PROBLEM REQUIREMENTS:
Would you transcribe the whole listing exactly, minus its pictures?

PROVIDED DATA:
☆ ☆ ☆ ☆
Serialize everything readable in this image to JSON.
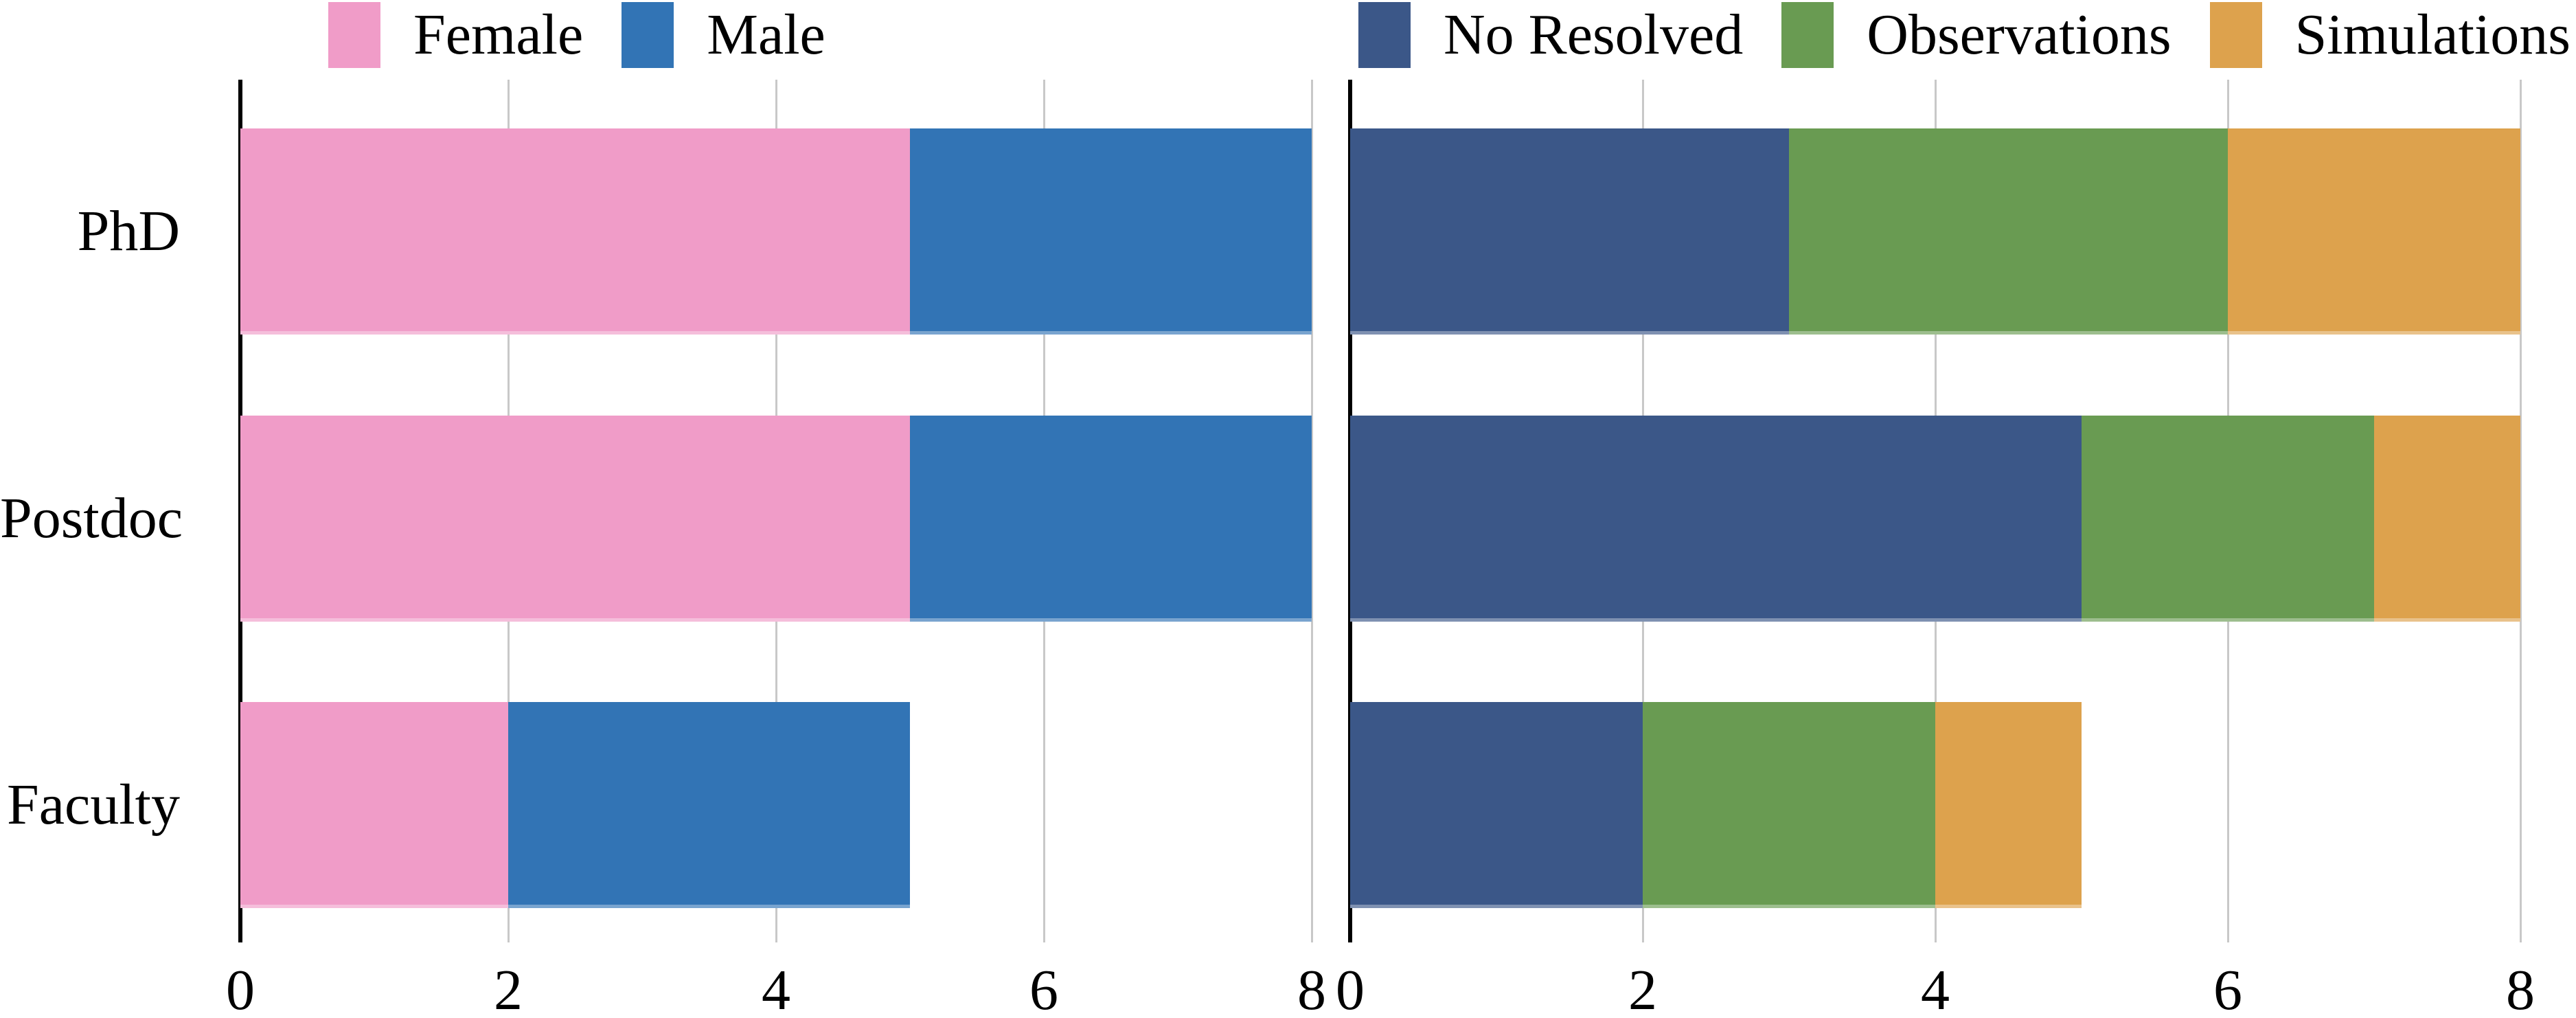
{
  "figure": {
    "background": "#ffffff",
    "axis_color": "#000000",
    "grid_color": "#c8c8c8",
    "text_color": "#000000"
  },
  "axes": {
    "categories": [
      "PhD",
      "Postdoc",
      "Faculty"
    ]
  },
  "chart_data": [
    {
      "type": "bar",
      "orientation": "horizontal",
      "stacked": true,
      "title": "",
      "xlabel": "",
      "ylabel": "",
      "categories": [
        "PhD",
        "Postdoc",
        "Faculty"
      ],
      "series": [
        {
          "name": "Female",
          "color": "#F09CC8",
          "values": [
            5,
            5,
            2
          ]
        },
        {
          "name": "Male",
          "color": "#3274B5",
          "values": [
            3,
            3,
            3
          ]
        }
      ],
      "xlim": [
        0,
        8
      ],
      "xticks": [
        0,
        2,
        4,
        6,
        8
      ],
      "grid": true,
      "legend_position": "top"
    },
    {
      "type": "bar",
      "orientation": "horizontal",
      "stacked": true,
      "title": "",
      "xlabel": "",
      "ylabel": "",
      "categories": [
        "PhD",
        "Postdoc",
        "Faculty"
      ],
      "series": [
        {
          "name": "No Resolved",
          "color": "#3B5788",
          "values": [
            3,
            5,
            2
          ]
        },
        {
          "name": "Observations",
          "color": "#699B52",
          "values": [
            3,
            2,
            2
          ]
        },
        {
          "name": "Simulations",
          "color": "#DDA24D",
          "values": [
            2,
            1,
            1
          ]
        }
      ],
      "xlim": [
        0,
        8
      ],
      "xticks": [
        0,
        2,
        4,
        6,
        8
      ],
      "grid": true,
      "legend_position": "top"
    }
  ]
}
☆ ☆ ☆ ☆
WRITTEN ANSWER:
Serialize everything readable in this image to JSON.
{
  "figure": {
    "background": "#ffffff",
    "axis_color": "#000000",
    "grid_color": "#c8c8c8",
    "text_color": "#000000"
  },
  "axes": {
    "categories": [
      "PhD",
      "Postdoc",
      "Faculty"
    ]
  },
  "chart_data": [
    {
      "type": "bar",
      "orientation": "horizontal",
      "stacked": true,
      "title": "",
      "xlabel": "",
      "ylabel": "",
      "categories": [
        "PhD",
        "Postdoc",
        "Faculty"
      ],
      "series": [
        {
          "name": "Female",
          "color": "#F09CC8",
          "values": [
            5,
            5,
            2
          ]
        },
        {
          "name": "Male",
          "color": "#3274B5",
          "values": [
            3,
            3,
            3
          ]
        }
      ],
      "xlim": [
        0,
        8
      ],
      "xticks": [
        0,
        2,
        4,
        6,
        8
      ],
      "grid": true,
      "legend_position": "top"
    },
    {
      "type": "bar",
      "orientation": "horizontal",
      "stacked": true,
      "title": "",
      "xlabel": "",
      "ylabel": "",
      "categories": [
        "PhD",
        "Postdoc",
        "Faculty"
      ],
      "series": [
        {
          "name": "No Resolved",
          "color": "#3B5788",
          "values": [
            3,
            5,
            2
          ]
        },
        {
          "name": "Observations",
          "color": "#699B52",
          "values": [
            3,
            2,
            2
          ]
        },
        {
          "name": "Simulations",
          "color": "#DDA24D",
          "values": [
            2,
            1,
            1
          ]
        }
      ],
      "xlim": [
        0,
        8
      ],
      "xticks": [
        0,
        2,
        4,
        6,
        8
      ],
      "grid": true,
      "legend_position": "top"
    }
  ]
}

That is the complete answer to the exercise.